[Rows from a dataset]
--------------------------------------------------

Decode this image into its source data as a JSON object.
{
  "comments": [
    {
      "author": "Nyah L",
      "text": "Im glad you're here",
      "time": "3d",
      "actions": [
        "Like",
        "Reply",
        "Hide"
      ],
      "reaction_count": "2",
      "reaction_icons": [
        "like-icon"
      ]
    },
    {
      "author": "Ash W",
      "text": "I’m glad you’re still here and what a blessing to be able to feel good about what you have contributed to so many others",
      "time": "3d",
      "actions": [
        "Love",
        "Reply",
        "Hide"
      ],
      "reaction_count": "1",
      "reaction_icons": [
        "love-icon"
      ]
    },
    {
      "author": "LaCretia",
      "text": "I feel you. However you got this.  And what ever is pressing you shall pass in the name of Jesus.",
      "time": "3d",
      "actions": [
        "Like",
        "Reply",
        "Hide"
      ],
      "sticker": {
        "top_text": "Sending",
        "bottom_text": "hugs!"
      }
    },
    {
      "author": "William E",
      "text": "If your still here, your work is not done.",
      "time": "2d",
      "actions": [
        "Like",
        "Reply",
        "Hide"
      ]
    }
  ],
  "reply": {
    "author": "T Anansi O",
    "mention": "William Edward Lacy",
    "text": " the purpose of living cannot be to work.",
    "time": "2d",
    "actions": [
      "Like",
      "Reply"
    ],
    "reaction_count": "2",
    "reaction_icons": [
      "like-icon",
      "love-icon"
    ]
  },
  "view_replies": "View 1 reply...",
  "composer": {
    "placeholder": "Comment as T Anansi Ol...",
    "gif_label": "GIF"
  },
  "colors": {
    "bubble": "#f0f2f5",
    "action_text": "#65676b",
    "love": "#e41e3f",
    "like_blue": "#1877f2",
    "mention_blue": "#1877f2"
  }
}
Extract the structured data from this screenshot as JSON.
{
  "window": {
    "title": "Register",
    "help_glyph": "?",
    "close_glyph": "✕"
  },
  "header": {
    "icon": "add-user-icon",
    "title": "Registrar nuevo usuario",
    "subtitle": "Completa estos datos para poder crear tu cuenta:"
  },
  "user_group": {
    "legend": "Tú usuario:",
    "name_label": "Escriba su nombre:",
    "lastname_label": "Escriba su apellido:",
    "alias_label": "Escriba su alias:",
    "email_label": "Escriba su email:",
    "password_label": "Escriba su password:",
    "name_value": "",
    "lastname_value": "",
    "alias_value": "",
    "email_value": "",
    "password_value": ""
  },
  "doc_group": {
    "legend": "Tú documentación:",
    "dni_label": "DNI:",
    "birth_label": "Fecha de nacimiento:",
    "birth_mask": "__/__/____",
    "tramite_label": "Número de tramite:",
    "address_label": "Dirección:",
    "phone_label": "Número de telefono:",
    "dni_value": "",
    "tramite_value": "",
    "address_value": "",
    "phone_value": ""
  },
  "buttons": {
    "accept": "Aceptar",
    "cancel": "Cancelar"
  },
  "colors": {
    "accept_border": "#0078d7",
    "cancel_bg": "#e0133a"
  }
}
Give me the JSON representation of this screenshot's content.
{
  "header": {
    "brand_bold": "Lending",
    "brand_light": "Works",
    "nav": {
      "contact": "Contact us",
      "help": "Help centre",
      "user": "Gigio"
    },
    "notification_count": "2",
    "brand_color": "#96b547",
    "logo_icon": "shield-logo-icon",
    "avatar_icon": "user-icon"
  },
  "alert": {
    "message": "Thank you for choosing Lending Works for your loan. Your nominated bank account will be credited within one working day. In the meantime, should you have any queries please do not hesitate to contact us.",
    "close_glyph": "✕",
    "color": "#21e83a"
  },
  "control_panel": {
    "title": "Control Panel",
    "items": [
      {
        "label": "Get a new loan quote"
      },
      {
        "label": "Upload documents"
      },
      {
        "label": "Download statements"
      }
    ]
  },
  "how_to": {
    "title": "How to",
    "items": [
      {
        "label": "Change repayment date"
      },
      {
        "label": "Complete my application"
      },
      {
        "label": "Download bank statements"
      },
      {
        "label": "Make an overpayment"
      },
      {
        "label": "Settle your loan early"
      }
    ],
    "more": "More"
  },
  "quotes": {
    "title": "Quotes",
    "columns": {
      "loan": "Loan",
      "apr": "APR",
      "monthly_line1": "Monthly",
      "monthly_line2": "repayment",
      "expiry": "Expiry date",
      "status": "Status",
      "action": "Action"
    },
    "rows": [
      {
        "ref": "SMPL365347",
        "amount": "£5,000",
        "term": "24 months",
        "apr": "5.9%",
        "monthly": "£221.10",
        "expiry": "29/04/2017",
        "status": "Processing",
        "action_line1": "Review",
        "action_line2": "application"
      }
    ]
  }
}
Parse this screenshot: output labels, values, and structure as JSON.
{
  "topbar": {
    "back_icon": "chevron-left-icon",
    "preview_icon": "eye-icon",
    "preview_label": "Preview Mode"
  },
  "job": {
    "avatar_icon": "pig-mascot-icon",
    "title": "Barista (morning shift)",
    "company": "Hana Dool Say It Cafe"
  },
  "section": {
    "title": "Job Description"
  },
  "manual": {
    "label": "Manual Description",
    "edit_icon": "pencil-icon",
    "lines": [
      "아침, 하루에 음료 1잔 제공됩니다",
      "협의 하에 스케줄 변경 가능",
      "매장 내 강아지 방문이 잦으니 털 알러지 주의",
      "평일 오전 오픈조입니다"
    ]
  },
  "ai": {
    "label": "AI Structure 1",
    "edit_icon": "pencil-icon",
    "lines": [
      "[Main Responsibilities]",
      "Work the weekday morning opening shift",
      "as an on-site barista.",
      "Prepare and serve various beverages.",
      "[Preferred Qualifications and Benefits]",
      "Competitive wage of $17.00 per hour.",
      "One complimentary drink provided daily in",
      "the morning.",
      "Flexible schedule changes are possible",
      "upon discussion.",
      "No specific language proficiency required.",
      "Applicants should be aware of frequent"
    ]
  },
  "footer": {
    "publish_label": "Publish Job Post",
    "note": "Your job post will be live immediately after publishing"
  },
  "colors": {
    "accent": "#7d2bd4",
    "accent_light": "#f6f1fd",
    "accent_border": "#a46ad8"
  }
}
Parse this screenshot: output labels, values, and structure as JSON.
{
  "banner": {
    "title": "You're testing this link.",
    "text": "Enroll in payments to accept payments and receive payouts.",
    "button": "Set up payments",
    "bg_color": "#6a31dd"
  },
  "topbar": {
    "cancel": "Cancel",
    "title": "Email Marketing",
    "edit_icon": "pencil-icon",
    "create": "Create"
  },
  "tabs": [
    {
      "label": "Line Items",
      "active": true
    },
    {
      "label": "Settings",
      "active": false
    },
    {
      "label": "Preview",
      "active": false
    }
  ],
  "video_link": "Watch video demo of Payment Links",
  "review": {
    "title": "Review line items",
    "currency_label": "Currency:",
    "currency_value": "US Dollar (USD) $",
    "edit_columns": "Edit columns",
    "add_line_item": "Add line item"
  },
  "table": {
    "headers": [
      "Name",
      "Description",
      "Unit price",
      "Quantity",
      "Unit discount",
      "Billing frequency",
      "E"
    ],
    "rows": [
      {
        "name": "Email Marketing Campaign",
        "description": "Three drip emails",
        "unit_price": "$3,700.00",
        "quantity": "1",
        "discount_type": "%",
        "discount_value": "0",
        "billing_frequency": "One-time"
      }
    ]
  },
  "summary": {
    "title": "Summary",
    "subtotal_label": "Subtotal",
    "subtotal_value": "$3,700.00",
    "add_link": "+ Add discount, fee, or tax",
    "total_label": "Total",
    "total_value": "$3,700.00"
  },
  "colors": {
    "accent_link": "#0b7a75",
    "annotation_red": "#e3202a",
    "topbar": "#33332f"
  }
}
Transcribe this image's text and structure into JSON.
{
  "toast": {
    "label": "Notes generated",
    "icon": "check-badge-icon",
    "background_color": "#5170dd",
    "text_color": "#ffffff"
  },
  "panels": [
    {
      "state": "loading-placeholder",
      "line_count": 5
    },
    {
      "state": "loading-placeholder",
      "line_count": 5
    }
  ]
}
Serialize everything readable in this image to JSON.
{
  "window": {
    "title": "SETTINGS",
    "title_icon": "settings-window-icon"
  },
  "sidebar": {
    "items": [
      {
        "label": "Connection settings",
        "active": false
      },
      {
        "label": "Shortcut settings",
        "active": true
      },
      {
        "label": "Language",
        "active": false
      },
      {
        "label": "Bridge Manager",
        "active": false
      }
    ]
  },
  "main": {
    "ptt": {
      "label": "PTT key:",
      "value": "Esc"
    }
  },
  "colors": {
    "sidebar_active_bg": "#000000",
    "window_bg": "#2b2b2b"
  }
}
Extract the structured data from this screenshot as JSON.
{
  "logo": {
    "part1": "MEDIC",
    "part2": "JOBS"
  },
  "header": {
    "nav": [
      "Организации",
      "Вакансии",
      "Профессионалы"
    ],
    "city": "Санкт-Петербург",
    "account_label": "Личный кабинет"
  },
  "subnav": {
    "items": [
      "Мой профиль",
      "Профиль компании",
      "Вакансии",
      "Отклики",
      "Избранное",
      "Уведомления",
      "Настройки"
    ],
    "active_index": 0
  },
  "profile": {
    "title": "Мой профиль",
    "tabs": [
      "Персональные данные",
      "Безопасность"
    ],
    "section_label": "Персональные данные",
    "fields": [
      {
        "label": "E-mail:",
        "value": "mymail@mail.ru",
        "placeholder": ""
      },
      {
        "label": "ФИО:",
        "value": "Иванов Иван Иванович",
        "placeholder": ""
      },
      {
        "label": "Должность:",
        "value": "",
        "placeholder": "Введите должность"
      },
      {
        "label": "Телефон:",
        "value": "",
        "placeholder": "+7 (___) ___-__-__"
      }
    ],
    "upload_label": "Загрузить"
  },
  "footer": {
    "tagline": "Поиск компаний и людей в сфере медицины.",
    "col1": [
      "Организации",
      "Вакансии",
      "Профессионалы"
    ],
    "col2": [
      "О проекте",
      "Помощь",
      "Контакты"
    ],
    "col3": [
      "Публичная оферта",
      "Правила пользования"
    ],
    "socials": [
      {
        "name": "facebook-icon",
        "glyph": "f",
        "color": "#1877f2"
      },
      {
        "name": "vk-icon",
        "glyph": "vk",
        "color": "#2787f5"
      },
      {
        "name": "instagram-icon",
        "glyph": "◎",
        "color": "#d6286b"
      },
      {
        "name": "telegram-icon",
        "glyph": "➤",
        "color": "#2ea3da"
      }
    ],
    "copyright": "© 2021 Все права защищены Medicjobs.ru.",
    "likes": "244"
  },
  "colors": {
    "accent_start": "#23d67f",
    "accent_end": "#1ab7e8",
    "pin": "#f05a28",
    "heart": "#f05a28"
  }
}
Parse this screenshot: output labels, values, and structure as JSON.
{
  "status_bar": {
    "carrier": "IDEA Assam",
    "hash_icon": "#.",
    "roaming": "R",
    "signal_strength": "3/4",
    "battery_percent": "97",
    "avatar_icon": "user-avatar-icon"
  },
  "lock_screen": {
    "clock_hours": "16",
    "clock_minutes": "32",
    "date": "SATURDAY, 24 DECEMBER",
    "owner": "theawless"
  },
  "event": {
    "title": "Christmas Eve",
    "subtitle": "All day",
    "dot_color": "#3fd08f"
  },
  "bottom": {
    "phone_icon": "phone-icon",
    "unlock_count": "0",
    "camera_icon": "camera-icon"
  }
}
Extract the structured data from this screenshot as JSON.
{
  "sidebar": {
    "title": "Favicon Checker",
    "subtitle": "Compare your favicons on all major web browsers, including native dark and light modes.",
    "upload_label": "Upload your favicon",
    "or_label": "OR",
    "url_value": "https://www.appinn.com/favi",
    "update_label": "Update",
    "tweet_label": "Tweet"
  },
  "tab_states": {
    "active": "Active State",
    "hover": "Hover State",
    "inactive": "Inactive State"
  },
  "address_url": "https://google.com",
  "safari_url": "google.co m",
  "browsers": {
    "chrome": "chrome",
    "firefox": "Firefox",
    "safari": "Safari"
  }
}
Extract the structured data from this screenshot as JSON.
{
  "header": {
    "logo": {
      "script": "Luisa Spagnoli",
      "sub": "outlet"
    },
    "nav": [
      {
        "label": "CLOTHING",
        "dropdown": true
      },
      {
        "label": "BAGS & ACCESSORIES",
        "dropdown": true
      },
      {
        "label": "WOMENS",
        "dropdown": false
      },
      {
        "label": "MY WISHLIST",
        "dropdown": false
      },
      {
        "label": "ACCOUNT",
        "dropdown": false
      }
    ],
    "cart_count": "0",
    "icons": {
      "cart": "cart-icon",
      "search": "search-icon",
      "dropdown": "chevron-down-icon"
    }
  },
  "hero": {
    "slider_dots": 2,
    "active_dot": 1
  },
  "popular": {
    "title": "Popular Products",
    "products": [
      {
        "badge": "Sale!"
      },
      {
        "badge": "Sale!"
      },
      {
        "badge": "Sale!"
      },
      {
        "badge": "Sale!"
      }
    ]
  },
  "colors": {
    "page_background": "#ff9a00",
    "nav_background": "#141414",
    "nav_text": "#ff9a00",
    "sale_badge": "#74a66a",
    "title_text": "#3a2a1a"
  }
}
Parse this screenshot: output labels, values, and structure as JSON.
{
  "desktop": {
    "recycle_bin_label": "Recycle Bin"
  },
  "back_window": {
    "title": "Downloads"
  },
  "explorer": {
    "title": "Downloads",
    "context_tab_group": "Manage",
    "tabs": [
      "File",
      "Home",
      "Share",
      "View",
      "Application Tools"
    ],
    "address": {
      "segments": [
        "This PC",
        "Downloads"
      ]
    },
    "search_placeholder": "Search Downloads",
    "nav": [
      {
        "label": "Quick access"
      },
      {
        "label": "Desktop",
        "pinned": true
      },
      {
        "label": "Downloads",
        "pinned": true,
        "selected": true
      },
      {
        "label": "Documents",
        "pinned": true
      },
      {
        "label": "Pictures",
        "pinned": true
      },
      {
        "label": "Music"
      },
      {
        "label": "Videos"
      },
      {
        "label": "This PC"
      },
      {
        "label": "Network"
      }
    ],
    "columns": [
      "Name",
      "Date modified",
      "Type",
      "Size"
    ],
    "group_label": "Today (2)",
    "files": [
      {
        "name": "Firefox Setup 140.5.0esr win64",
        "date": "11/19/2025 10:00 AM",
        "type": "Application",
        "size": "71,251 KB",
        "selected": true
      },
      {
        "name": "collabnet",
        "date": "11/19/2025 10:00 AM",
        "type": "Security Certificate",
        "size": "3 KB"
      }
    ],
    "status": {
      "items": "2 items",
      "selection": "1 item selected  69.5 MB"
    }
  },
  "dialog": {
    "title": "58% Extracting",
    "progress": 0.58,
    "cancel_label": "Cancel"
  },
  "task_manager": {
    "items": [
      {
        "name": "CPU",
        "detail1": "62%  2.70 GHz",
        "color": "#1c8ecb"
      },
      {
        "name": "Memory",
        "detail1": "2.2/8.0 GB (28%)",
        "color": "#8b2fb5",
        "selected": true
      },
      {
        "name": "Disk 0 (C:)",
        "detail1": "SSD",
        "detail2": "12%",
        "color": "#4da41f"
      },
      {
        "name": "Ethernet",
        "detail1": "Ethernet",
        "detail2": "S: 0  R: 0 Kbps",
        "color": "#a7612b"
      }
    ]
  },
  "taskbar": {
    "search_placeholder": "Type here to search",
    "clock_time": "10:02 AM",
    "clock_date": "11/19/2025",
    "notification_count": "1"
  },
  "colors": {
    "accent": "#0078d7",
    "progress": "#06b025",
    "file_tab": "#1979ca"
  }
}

--------------------------------------------------

→ **Aim**: Find all lines holding the string "contact" and copy them.

→ **Answer to this exercise**:
      "contact": "Contact us",
    "message": "Thank you for choosing Lending Works for your loan. Your nominated bank account will be credited within one working day. In the meantime, should you have any queries please do not hesitate to contact us.",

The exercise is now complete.